-- Request A --
According to the passage on Coach House, how many motorhomes does the company manufacture a year?

Fast forward almost 33 years, and now Gerzeny’s business is Coach House, a nationally recognized manufacturer of Class B and C motorhomes. (They do not manufacture Class A motorhomes, the largest RVs on the road.) Gerzeny’s sons David, 54, and Steve, 51, joined him early on and are now the president and vice president, respectively. Brother Mike, 47, runs Gerzeny’s RV World at four locations in Florida. (Ironically, Gerzeny’s RV World doesn’t sell Coach House motorhomes because the company produces such a limited supply that almost all are sold directly from the factory.)

Coach House employs 64 people today and manufactures 100 motorhomes a year that sell for between $129,900 for Class B and $189,900 for Class C models, a higher price point than the average industry range of $91,000 and $112,000.

-- Request B --
Please rewrite the records from the line with "candle [415, 358, 420, 391]" up to and including the line with "moving-averages [3, 152, 1232, 581]", replacing "price-axis" with "price-scale" and leaving everything else unchanged.

[Layout records]
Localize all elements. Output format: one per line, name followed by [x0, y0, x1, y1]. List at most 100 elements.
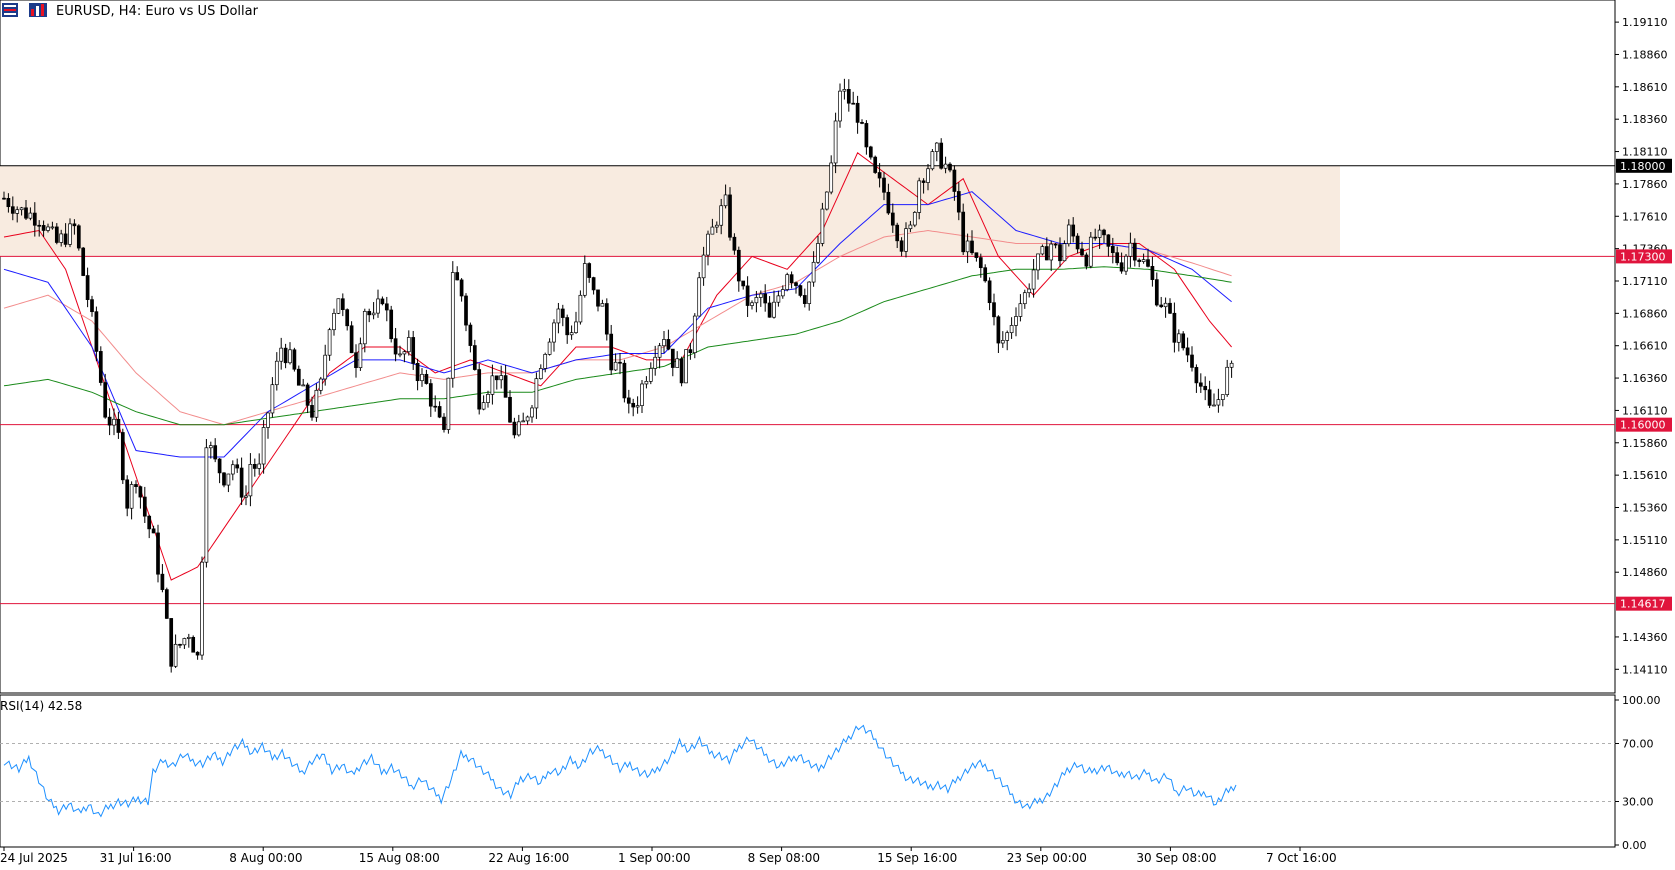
candle [415, 358, 420, 391]
candle [103, 373, 108, 419]
candle [494, 375, 499, 390]
time-tick-label-9: 30 Sep 08:00 [1136, 851, 1216, 865]
candle [569, 325, 574, 340]
candle [824, 191, 829, 211]
candle [1124, 253, 1128, 275]
candle [754, 290, 759, 313]
candle [525, 415, 530, 425]
candle [486, 390, 490, 408]
time-tick-label-1: 31 Jul 16:00 [100, 851, 172, 865]
candle [613, 353, 618, 371]
price-axis[interactable]: 1.19110 1.18860 1.18610 1.18360 1.18110 1.178… [1615, 16, 1668, 676]
candle [1119, 252, 1124, 274]
candle [327, 327, 332, 361]
candle [820, 202, 825, 247]
candle [877, 163, 882, 188]
candle [1146, 248, 1150, 268]
candle [296, 365, 301, 386]
candle [1102, 228, 1106, 244]
candle [472, 339, 477, 371]
candle [1168, 298, 1172, 315]
candle [94, 306, 99, 362]
rsi-tick-label-0: 100.00 [1622, 694, 1661, 707]
rsi-axis[interactable]: 100.00 70.00 30.00 0.00 [1615, 694, 1661, 852]
candle [582, 255, 587, 298]
candle [547, 338, 552, 356]
candle [1000, 331, 1005, 348]
moving-averages [3, 152, 1232, 581]
bar-chart-icon[interactable] [29, 3, 47, 17]
candle [1150, 256, 1155, 287]
candle [1207, 380, 1212, 409]
time-tick-label-5: 1 Sep 00:00 [618, 851, 690, 865]
candle [948, 162, 952, 173]
candle [662, 331, 666, 354]
price-tick-label-9: 1.16860 [1622, 307, 1668, 320]
candle [556, 302, 561, 334]
candle [464, 293, 468, 332]
candle [714, 221, 719, 233]
candle [1014, 307, 1018, 337]
candle [1066, 219, 1071, 247]
candle [244, 485, 248, 506]
candle [666, 329, 671, 351]
candle [345, 308, 350, 331]
candle [76, 224, 81, 251]
candle [873, 155, 878, 174]
candle [908, 220, 913, 233]
price-tick-label-14: 1.15610 [1622, 469, 1668, 482]
candle [600, 299, 605, 307]
candle [142, 486, 147, 524]
candle [974, 252, 979, 262]
candle [688, 343, 693, 360]
candle [28, 207, 33, 221]
candle [552, 319, 556, 352]
price-tags: 1.18000 1.17300 1.16000 1.14617 [1616, 158, 1672, 611]
candle [292, 347, 297, 372]
candle [992, 293, 996, 326]
resistance-zone [0, 165, 1340, 257]
price-tick-label-0: 1.19110 [1622, 16, 1668, 29]
candle [318, 376, 323, 395]
candle [851, 91, 856, 105]
candle [147, 514, 152, 539]
candle [288, 342, 292, 365]
candle [358, 337, 363, 371]
candle [235, 458, 240, 473]
candle [376, 289, 380, 318]
candle [129, 481, 134, 520]
ma-line-2 [3, 191, 1232, 458]
candle [860, 119, 864, 125]
candle [521, 412, 526, 423]
hamburger-menu-icon[interactable] [2, 3, 18, 17]
price-tag-0: 1.18000 [1616, 158, 1672, 173]
candle [675, 351, 680, 368]
candle [15, 206, 20, 223]
candle [1212, 393, 1216, 407]
candle [138, 485, 143, 509]
candle [1088, 231, 1093, 269]
time-axis[interactable]: 24 Jul 2025 31 Jul 16:00 8 Aug 00:00 15 Aug… [0, 847, 1337, 865]
time-tick-label-3: 15 Aug 08:00 [359, 851, 440, 865]
candle [855, 95, 860, 134]
candle [591, 276, 596, 295]
time-tick-label-2: 8 Aug 00:00 [229, 851, 302, 865]
candle [1005, 330, 1010, 351]
candle [503, 364, 508, 398]
candle [1080, 241, 1084, 257]
candle [1062, 240, 1067, 262]
candle [890, 203, 895, 233]
candle [596, 289, 600, 312]
candle [895, 222, 900, 249]
candle [164, 587, 169, 619]
candle [745, 276, 750, 318]
candle [499, 365, 504, 389]
candle [151, 525, 156, 534]
candle [868, 145, 873, 160]
candle [1216, 388, 1221, 413]
candle [310, 396, 314, 421]
candle [428, 379, 433, 417]
ma-line-0 [3, 152, 1232, 581]
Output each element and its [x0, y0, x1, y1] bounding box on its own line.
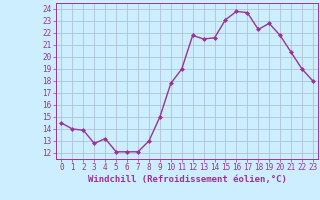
X-axis label: Windchill (Refroidissement éolien,°C): Windchill (Refroidissement éolien,°C)	[88, 175, 287, 184]
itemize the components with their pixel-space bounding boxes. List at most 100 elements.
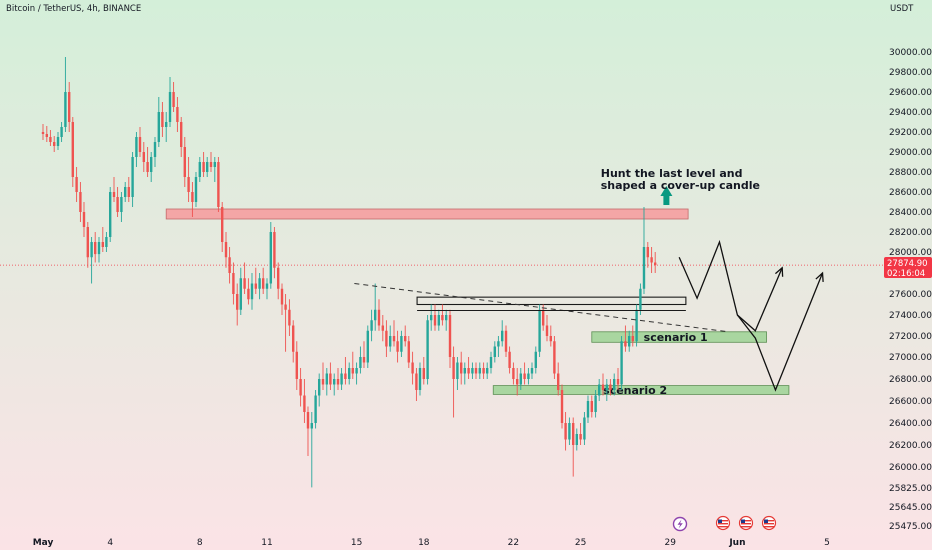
candle-body xyxy=(624,341,627,347)
candle-body xyxy=(642,247,646,289)
candle-body xyxy=(493,346,497,357)
candle-body xyxy=(463,368,466,374)
candle-body xyxy=(433,315,437,326)
annotation-text: shaped a cover-up candle xyxy=(601,179,760,192)
candle-body xyxy=(400,336,403,352)
price-axis[interactable]: 30000.00 29800.00 29600.00 29400.00 29200.00… xyxy=(889,48,932,532)
candle-body xyxy=(601,384,605,390)
last-price-badge: 27874.90 02:16:04 xyxy=(884,257,932,279)
candle-body xyxy=(575,434,578,445)
candle-body xyxy=(620,341,623,385)
candle-body xyxy=(329,373,332,385)
candle-body xyxy=(456,362,459,379)
candle-body xyxy=(628,336,631,347)
candle-body xyxy=(616,379,620,385)
candle-body xyxy=(445,315,448,321)
candle-body xyxy=(392,336,396,342)
candle-body xyxy=(273,232,276,268)
candle-body xyxy=(333,379,336,385)
scenario-2-zone xyxy=(492,385,790,395)
price-tick-label: 28200.00 xyxy=(889,228,932,238)
candle-body xyxy=(53,142,56,146)
candle-body xyxy=(314,395,317,423)
price-tick-label: 26600.00 xyxy=(889,397,932,407)
time-tick-label: 4 xyxy=(107,538,113,548)
candle-body xyxy=(277,267,280,289)
candle-body xyxy=(86,227,89,258)
candle-body xyxy=(534,351,537,368)
last-price-countdown: 02:16:04 xyxy=(887,269,925,279)
candle-body xyxy=(437,315,441,326)
price-tick-label: 30000.00 xyxy=(889,48,932,58)
lightning-event-icon[interactable] xyxy=(672,516,688,532)
us-flag-event-icon[interactable] xyxy=(738,515,754,531)
candle-body xyxy=(411,362,414,374)
candle-body xyxy=(183,147,186,177)
candle-body xyxy=(149,157,153,172)
candle-body xyxy=(467,368,470,374)
candle-body xyxy=(583,417,586,440)
candle-body xyxy=(340,373,343,385)
zones-layer: scenario 1 scenario 2 xyxy=(0,208,884,397)
candle-body xyxy=(228,257,231,273)
candle-body xyxy=(254,283,257,289)
candle-body xyxy=(284,304,287,310)
candle-body xyxy=(71,122,74,177)
candle-body xyxy=(415,373,418,390)
candle-body xyxy=(553,341,556,374)
candle-body xyxy=(112,192,116,197)
candle-body xyxy=(527,373,530,379)
us-flag-event-icon[interactable] xyxy=(761,515,777,531)
candle-body xyxy=(209,162,213,167)
candle-body xyxy=(344,373,347,379)
candle-body xyxy=(605,384,609,390)
event-icons[interactable] xyxy=(672,515,777,532)
candle-body xyxy=(292,325,295,352)
candle-body xyxy=(348,368,351,379)
us-flag-event-icon[interactable] xyxy=(715,515,731,531)
candle-body xyxy=(172,92,175,107)
candle-body xyxy=(105,237,108,247)
candle-body xyxy=(93,242,97,255)
candle-body xyxy=(194,177,198,202)
candle-body xyxy=(366,330,369,363)
time-tick-label: 18 xyxy=(418,538,430,548)
candle-body xyxy=(79,192,82,212)
candle-body xyxy=(541,309,545,326)
candle-body xyxy=(635,309,638,342)
drawings-layer xyxy=(354,186,824,392)
candle-body xyxy=(243,278,246,289)
candle-body xyxy=(549,336,553,342)
time-axis[interactable]: May 4 8 11 15 18 22 25 29 Jun 5 xyxy=(33,538,830,548)
candle-body xyxy=(560,390,564,423)
price-tick-label: 28800.00 xyxy=(889,168,932,178)
candle-body xyxy=(239,278,242,310)
symbol-title: Bitcoin / TetherUS, 4h, BINANCE xyxy=(6,4,141,14)
candle-body xyxy=(224,242,228,258)
candle-body xyxy=(138,137,142,152)
candle-body xyxy=(613,379,616,390)
projection-path xyxy=(678,239,783,332)
candle-body xyxy=(385,330,388,347)
candle-body xyxy=(97,242,101,255)
candle-body xyxy=(258,278,261,289)
resistance-zone xyxy=(165,208,689,220)
candle-body xyxy=(370,320,373,331)
candle-body xyxy=(321,379,325,385)
candle-body xyxy=(250,283,254,300)
candle-body xyxy=(501,330,504,342)
candle-body xyxy=(594,395,597,412)
candle-body xyxy=(452,357,455,379)
candle-body xyxy=(41,132,45,134)
projection-arrowhead xyxy=(774,266,784,277)
candle-body xyxy=(124,187,127,197)
candle-body xyxy=(485,368,489,374)
candle-body xyxy=(653,262,657,266)
candle-body xyxy=(512,368,515,379)
candle-body xyxy=(288,309,291,326)
candle-body xyxy=(116,197,119,212)
candle-body xyxy=(191,192,194,202)
price-tick-label: 27200.00 xyxy=(889,332,932,342)
time-tick-label: Jun xyxy=(728,538,745,548)
candle-body xyxy=(325,373,329,385)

-- Complete output A --
Coach House manufactures 100 motorhomes a year.

-- Complete output B --
candle [415, 358, 420, 391]
candle [103, 373, 108, 419]
candle [494, 375, 499, 390]
time-tick-label-9: 30 Sep 08:00 [1136, 851, 1216, 865]
candle [569, 325, 574, 340]
candle [824, 191, 829, 211]
candle [1124, 253, 1128, 275]
candle [754, 290, 759, 313]
candle [525, 415, 530, 425]
candle [486, 390, 490, 408]
time-tick-label-1: 31 Jul 16:00 [100, 851, 172, 865]
candle [613, 353, 618, 371]
price-scale[interactable]: 1.19110 1.18860 1.18610 1.18360 1.18110 1.178… [1615, 16, 1668, 676]
candle [1119, 252, 1124, 274]
candle [327, 327, 332, 361]
candle [820, 202, 825, 247]
candle [877, 163, 882, 188]
candle [1146, 248, 1150, 268]
candle [296, 365, 301, 386]
candle [1102, 228, 1106, 244]
candle [472, 339, 477, 371]
candle [1168, 298, 1172, 315]
candle [94, 306, 99, 362]
rsi-tick-label-0: 100.00 [1622, 694, 1661, 707]
rsi-axis[interactable]: 100.00 70.00 30.00 0.00 [1615, 694, 1661, 852]
candle [582, 255, 587, 298]
candle [547, 338, 552, 356]
candle [1000, 331, 1005, 348]
moving-averages [3, 152, 1232, 581]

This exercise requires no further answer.